## Alıntılanan Metin
···
Neden Ahirete İnanırız

Allah’a iman ile ahirete iman arasında bir ilişki var mıdır?

Allah’a ve ahirete iman birbiriyle ilişkili iki iman esasıdır. Biri zorunlu olarak diğerini gerektirir. Allah’a iman etmeyen kimse ahireti kabul etmez; ahirete iman etmeyen ise ya Allah’ı inkâr etmiştir ya da pratik değeri olmayan bir tanrı inancına sahiptir. Pratik değeri yoktur, çünkü Allah, böyle bir kişinin sadece zihnindeki bir kavram gibidir. Onun kalbinde, fiillerinde ve dolayısıyla hayatında değildir. Böyle bir Allah inancının hayatla ve dünya ile ilişkisinden söz edilemez. Hâlbuki iman, salih amel ve güzel davranışlar gerektirir. Esasen Allah’a imanın davranışlara yansımasını sağlayan en güçlü duygu, yapıp edilenlerin bir karşılığının olması ve hesap vermedir. Bunları reddeden bir kişi hangi saikle iyilik insanı olacaktır? İyilik, merhamet ve adalet gibi değerler insanların vicdanlarına bırakıldığında maalesef her zaman istenilen sonuçlar ortaya çıkmamıştır. Nitekim tarih boyunca şahit olduğumuz insani felaketlerin odağında Allah ile bağını koparmış -iman duygusundan mahrum- kibirli ve bencil özneler vardır. Tam da bu noktada iman, insani değerleri vicdani bir tercih olmaktan çıkarıp Allah’a karşı bir sorumluluk düzeyine getirir. Bu sorumluluğun sınırlarını belirleyen yüce Allah’tır. Bunun yaptırım aracı ise ahirettir.

Allah ve ahirete imanın birbirinden koparılması hâlinde insanı terbiye etmek ve iyi ahlaka yöneltmek isteyen Yüce Allah, buna uyan ve uymayanları nasıl ayırt edecektir, nasıl insanlara hak ettiklerini takdir edecektir? Dolayısıyla ahirete iman, tüm inanç sistemini tamamlayan ve Allah’a imanın zorunlu sonucu olan bir ilkedir.

Müslüman niçin ahirete inanır?
···
## Görev A
Ahirete iman metnine göre şu soruları cevaplayın:
(i) İman neleri gerektirir?
(ii) İnsani değerlere dair sorumluluğun yaptırım aracı nedir?
(iii) Ahirete iman nasıl bir ilke olarak tanımlanır?
## Görev B
Lütfen ahirete iman metninde "Allah ve ahirete" ifadesinden "niçin ahirete inanır?" ifadesine kadar olan kısmı aynen yazın.

## Kayıtlı Veriler
···
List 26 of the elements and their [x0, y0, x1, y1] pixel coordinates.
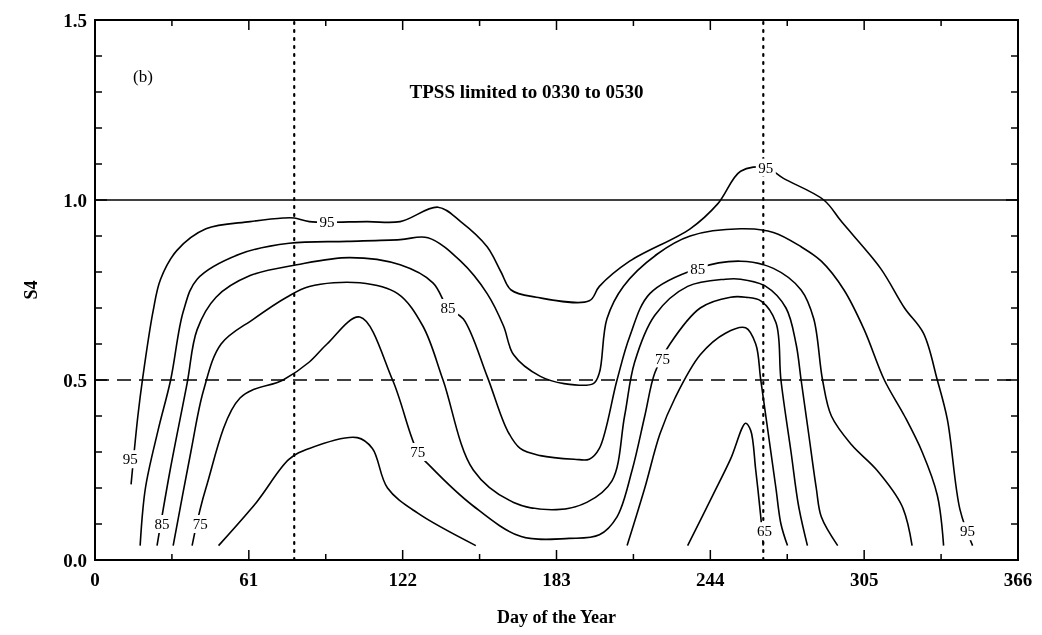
···
## Alıştırma Çıktısı A
(i) Salih amel ve güzel davranışlar.
(ii) Ahiret.
(iii) Tüm inanç sistemini tamamlayan ve Allah'a imanın zorunlu sonucu olan bir ilke.

## Alıştırma Çıktısı B
Allah ve ahirete imanın birbirinden koparılması hâlinde insanı terbiye etmek ve iyi ahlaka yöneltmek isteyen Yüce Allah, buna uyan ve uymayanları nasıl ayırt edecektir, nasıl insanlara hak ettiklerini takdir edecektir? Dolayısıyla ahirete iman, tüm inanç sistemini tamamlayan ve Allah’a imanın zorunlu sonucu olan bir ilkedir.

Müslüman niçin ahirete inanır?